### TASK OBJECTIVE
Would you return all of this data exactly, leaving nothing out?

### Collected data
====================

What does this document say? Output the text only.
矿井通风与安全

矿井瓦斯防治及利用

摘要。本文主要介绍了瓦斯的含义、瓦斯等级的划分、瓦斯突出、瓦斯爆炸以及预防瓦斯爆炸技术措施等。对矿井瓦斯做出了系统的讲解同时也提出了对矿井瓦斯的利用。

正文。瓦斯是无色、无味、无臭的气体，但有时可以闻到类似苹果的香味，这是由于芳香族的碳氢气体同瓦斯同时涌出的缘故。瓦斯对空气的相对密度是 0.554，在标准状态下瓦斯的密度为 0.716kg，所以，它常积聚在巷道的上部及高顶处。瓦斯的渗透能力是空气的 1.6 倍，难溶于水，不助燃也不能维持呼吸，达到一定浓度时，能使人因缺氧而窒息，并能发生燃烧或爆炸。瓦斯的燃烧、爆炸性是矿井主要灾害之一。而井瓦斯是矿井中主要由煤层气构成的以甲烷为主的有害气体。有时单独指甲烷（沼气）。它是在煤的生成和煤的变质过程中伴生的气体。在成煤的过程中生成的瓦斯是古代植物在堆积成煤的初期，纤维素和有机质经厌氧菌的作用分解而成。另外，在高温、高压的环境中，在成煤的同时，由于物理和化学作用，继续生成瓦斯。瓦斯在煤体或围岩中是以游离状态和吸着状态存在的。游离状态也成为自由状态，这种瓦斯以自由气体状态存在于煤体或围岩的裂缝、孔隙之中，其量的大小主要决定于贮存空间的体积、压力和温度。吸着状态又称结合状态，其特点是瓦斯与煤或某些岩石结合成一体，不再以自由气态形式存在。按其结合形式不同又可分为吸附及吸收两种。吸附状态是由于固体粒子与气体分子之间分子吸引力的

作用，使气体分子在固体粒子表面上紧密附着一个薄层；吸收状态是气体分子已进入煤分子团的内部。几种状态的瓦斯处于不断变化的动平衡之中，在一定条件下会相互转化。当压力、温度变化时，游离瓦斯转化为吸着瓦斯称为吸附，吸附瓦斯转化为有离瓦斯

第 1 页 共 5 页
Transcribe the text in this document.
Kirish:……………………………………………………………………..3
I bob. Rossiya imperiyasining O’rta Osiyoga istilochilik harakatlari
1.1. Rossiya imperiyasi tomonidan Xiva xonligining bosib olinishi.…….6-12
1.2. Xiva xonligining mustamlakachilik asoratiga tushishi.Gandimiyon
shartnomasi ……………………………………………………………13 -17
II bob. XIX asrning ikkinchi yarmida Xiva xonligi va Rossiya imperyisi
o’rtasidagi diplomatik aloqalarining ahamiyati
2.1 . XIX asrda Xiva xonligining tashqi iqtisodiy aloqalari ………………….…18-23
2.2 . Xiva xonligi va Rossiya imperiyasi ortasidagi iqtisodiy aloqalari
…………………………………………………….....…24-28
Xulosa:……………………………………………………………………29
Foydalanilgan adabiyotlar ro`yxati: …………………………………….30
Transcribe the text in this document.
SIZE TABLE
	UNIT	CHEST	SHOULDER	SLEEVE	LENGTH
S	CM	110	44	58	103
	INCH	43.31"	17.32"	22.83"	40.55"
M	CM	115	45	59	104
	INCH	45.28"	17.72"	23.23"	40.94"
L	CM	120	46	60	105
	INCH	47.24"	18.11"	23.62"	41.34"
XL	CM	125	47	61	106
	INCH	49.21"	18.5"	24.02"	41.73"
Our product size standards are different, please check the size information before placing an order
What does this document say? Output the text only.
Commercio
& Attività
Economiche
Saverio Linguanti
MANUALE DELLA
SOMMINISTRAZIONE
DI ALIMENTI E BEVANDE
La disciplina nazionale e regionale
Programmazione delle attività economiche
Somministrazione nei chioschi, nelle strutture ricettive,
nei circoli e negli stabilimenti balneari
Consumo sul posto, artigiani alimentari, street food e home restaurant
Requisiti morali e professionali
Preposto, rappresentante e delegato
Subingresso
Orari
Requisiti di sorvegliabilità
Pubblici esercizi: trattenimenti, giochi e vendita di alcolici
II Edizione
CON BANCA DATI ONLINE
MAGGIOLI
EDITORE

====================

### FULL ANSWER
What does this document say? Output the text only.
矿井通风与安全

矿井瓦斯防治及利用

摘要。本文主要介绍了瓦斯的含义、瓦斯等级的划分、瓦斯突出、瓦斯爆炸以及预防瓦斯爆炸技术措施等。对矿井瓦斯做出了系统的讲解同时也提出了对矿井瓦斯的利用。

正文。瓦斯是无色、无味、无臭的气体，但有时可以闻到类似苹果的香味，这是由于芳香族的碳氢气体同瓦斯同时涌出的缘故。瓦斯对空气的相对密度是 0.554，在标准状态下瓦斯的密度为 0.716kg，所以，它常积聚在巷道的上部及高顶处。瓦斯的渗透能力是空气的 1.6 倍，难溶于水，不助燃也不能维持呼吸，达到一定浓度时，能使人因缺氧而窒息，并能发生燃烧或爆炸。瓦斯的燃烧、爆炸性是矿井主要灾害之一。而井瓦斯是矿井中主要由煤层气构成的以甲烷为主的有害气体。有时单独指甲烷（沼气）。它是在煤的生成和煤的变质过程中伴生的气体。在成煤的过程中生成的瓦斯是古代植物在堆积成煤的初期，纤维素和有机质经厌氧菌的作用分解而成。另外，在高温、高压的环境中，在成煤的同时，由于物理和化学作用，继续生成瓦斯。瓦斯在煤体或围岩中是以游离状态和吸着状态存在的。游离状态也成为自由状态，这种瓦斯以自由气体状态存在于煤体或围岩的裂缝、孔隙之中，其量的大小主要决定于贮存空间的体积、压力和温度。吸着状态又称结合状态，其特点是瓦斯与煤或某些岩石结合成一体，不再以自由气态形式存在。按其结合形式不同又可分为吸附及吸收两种。吸附状态是由于固体粒子与气体分子之间分子吸引力的

作用，使气体分子在固体粒子表面上紧密附着一个薄层；吸收状态是气体分子已进入煤分子团的内部。几种状态的瓦斯处于不断变化的动平衡之中，在一定条件下会相互转化。当压力、温度变化时，游离瓦斯转化为吸着瓦斯称为吸附，吸附瓦斯转化为有离瓦斯

第 1 页 共 5 页
Transcribe the text in this document.
Kirish:……………………………………………………………………..3
I bob. Rossiya imperiyasining O’rta Osiyoga istilochilik harakatlari
1.1. Rossiya imperiyasi tomonidan Xiva xonligining bosib olinishi.…….6-12
1.2. Xiva xonligining mustamlakachilik asoratiga tushishi.Gandimiyon
shartnomasi ……………………………………………………………13 -17
II bob. XIX asrning ikkinchi yarmida Xiva xonligi va Rossiya imperyisi
o’rtasidagi diplomatik aloqalarining ahamiyati
2.1 . XIX asrda Xiva xonligining tashqi iqtisodiy aloqalari ………………….…18-23
2.2 . Xiva xonligi va Rossiya imperiyasi ortasidagi iqtisodiy aloqalari
…………………………………………………….....…24-28
Xulosa:……………………………………………………………………29
Foydalanilgan adabiyotlar ro`yxati: …………………………………….30
Transcribe the text in this document.
SIZE TABLE
	UNIT	CHEST	SHOULDER	SLEEVE	LENGTH
S	CM	110	44	58	103
	INCH	43.31"	17.32"	22.83"	40.55"
M	CM	115	45	59	104
	INCH	45.28"	17.72"	23.23"	40.94"
L	CM	120	46	60	105
	INCH	47.24"	18.11"	23.62"	41.34"
XL	CM	125	47	61	106
	INCH	49.21"	18.5"	24.02"	41.73"
Our product size standards are different, please check the size information before placing an order
What does this document say? Output the text only.
Commercio
& Attività
Economiche
Saverio Linguanti
MANUALE DELLA
SOMMINISTRAZIONE
DI ALIMENTI E BEVANDE
La disciplina nazionale e regionale
Programmazione delle attività economiche
Somministrazione nei chioschi, nelle strutture ricettive,
nei circoli e negli stabilimenti balneari
Consumo sul posto, artigiani alimentari, street food e home restaurant
Requisiti morali e professionali
Preposto, rappresentante e delegato
Subingresso
Orari
Requisiti di sorvegliabilità
Pubblici esercizi: trattenimenti, giochi e vendita di alcolici
II Edizione
CON BANCA DATI ONLINE
MAGGIOLI
EDITORE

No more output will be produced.